(Structured figure records)
################
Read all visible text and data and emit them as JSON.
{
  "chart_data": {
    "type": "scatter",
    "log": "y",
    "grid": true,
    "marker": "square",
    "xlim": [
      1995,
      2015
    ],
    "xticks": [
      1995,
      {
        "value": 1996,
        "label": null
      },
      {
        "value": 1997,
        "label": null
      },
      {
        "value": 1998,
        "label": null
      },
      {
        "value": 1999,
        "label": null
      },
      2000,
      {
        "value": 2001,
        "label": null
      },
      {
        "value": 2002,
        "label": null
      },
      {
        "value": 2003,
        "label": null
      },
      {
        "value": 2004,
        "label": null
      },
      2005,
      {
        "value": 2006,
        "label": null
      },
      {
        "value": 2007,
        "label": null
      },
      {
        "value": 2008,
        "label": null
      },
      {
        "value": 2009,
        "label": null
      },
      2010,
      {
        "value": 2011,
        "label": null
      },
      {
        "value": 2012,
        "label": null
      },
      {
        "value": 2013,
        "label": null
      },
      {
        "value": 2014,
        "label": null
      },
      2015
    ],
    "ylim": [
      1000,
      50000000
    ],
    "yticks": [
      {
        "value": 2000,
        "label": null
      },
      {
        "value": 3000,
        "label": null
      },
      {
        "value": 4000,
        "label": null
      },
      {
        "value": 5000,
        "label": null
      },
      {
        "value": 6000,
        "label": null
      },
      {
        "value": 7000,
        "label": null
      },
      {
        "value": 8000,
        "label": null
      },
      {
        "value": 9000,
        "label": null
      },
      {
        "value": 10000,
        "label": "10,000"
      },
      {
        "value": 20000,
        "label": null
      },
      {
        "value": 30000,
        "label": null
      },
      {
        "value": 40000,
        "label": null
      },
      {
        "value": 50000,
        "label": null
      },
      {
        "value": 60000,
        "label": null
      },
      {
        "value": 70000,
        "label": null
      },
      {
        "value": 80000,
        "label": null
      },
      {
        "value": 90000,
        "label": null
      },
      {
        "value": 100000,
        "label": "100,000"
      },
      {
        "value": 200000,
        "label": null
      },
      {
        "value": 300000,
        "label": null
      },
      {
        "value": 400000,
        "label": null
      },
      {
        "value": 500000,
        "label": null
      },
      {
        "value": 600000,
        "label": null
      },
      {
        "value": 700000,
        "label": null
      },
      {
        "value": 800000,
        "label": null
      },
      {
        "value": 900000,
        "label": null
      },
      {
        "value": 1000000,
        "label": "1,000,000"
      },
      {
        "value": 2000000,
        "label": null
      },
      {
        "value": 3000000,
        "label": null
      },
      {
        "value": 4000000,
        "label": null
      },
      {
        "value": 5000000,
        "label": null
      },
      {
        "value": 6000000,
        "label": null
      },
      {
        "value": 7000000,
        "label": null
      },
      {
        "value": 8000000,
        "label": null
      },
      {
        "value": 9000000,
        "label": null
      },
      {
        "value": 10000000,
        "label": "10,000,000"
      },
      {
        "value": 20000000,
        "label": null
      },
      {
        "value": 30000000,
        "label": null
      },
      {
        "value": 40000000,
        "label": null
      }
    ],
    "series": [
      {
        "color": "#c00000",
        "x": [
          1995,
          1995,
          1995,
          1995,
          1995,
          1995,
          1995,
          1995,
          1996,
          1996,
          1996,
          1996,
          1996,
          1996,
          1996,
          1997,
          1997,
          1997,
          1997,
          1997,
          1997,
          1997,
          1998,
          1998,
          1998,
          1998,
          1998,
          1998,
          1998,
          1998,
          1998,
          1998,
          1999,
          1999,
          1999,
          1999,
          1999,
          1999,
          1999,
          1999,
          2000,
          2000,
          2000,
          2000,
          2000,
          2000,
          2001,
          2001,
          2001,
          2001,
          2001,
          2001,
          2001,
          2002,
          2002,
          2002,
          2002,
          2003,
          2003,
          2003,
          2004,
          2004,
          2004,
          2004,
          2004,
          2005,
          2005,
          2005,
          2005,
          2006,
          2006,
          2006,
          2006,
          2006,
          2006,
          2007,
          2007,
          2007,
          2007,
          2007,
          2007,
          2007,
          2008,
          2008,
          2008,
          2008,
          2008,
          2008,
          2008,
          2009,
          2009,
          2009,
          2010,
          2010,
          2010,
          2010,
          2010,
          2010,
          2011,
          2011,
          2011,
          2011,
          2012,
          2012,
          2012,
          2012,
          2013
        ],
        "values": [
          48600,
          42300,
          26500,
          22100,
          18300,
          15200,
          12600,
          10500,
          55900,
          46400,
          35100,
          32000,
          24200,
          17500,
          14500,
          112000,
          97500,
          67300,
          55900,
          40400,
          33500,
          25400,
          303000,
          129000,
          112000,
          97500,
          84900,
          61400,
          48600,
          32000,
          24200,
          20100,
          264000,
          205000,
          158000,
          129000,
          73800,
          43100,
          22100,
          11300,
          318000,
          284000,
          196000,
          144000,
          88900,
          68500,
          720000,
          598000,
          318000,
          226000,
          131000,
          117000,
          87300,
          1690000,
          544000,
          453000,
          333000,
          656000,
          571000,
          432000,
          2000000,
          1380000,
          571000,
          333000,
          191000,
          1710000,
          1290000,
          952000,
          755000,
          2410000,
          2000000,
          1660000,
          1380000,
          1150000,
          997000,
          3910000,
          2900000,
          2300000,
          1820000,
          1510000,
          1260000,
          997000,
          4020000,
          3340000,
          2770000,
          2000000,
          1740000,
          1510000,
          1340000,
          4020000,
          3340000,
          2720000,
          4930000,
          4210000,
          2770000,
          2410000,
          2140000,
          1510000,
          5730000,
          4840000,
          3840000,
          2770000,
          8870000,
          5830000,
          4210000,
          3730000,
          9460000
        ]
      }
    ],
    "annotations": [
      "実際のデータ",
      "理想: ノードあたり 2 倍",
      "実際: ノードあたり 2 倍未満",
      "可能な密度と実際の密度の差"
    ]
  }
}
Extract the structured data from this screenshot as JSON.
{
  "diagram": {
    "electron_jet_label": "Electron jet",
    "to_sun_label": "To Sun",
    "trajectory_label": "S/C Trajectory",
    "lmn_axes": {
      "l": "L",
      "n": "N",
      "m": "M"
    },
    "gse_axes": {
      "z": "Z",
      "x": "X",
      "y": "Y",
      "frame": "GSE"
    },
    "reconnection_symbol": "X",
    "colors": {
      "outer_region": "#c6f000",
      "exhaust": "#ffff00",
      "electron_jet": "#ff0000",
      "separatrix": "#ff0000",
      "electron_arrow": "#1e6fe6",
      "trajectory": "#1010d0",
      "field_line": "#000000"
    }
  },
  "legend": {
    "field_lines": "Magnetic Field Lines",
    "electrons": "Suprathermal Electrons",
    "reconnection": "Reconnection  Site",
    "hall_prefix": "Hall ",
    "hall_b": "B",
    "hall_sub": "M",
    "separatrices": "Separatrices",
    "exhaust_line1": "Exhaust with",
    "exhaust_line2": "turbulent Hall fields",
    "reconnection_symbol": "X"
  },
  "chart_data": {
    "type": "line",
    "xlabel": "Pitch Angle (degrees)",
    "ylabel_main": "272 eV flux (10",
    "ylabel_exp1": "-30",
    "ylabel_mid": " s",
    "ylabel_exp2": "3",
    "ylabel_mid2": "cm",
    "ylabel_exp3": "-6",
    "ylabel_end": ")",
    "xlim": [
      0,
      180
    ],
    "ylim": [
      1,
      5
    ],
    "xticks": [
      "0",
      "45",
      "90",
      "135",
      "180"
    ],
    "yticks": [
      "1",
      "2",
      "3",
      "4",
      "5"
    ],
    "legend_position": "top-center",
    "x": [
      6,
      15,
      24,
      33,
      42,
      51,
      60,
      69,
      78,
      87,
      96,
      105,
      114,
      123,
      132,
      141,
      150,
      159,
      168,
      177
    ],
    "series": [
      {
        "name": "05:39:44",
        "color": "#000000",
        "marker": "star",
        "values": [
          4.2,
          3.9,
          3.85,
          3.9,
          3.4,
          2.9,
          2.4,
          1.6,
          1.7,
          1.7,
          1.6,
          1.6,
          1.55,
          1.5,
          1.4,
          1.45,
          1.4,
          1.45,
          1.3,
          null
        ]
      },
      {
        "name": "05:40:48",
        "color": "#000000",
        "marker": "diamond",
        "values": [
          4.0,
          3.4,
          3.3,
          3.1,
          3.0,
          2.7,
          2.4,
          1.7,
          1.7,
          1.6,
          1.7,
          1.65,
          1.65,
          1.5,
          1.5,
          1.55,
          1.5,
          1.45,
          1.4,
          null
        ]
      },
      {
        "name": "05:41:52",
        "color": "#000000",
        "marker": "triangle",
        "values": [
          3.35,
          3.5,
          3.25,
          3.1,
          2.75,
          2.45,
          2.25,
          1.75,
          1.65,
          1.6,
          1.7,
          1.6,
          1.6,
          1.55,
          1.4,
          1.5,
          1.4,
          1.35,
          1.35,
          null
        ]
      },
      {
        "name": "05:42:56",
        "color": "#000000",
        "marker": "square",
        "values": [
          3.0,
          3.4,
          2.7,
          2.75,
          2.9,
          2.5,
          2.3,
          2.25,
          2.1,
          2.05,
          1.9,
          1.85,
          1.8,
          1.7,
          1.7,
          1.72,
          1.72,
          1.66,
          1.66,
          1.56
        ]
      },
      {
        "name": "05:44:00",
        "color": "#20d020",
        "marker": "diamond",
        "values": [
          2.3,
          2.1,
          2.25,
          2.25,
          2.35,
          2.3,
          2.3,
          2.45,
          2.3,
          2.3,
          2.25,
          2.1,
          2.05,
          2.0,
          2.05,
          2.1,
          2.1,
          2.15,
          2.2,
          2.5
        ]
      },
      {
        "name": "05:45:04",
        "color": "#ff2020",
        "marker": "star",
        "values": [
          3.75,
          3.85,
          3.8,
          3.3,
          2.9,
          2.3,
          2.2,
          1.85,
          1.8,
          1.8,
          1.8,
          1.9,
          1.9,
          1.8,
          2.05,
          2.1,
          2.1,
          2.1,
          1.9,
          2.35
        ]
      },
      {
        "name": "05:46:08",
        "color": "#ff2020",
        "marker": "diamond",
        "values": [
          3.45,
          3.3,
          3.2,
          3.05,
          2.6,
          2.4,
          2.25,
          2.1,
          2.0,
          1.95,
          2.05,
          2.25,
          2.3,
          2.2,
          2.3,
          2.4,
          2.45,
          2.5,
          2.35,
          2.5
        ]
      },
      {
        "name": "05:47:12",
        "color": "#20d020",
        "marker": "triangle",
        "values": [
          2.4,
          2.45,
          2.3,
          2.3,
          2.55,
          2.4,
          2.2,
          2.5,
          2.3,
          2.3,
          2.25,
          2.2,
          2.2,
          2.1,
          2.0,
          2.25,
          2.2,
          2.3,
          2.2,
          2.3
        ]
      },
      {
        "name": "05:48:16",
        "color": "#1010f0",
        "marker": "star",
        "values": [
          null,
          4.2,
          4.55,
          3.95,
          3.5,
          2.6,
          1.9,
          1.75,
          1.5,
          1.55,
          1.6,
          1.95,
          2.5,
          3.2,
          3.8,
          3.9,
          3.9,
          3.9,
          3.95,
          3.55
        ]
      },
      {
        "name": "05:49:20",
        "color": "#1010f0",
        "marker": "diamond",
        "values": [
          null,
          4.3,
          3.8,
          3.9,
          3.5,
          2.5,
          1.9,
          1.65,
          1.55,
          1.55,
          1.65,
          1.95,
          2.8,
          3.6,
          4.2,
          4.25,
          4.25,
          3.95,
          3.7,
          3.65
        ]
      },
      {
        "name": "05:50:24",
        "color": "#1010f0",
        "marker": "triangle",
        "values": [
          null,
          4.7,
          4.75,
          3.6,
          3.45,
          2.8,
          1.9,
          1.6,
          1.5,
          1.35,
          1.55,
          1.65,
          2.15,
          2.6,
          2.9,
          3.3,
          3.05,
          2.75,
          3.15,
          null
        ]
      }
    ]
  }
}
################
DIRECTIVE =>
Give the number of lines in the records above that contain the word "JSON". Reply with that number alone.

ANSWER TO THIS TASK =>
2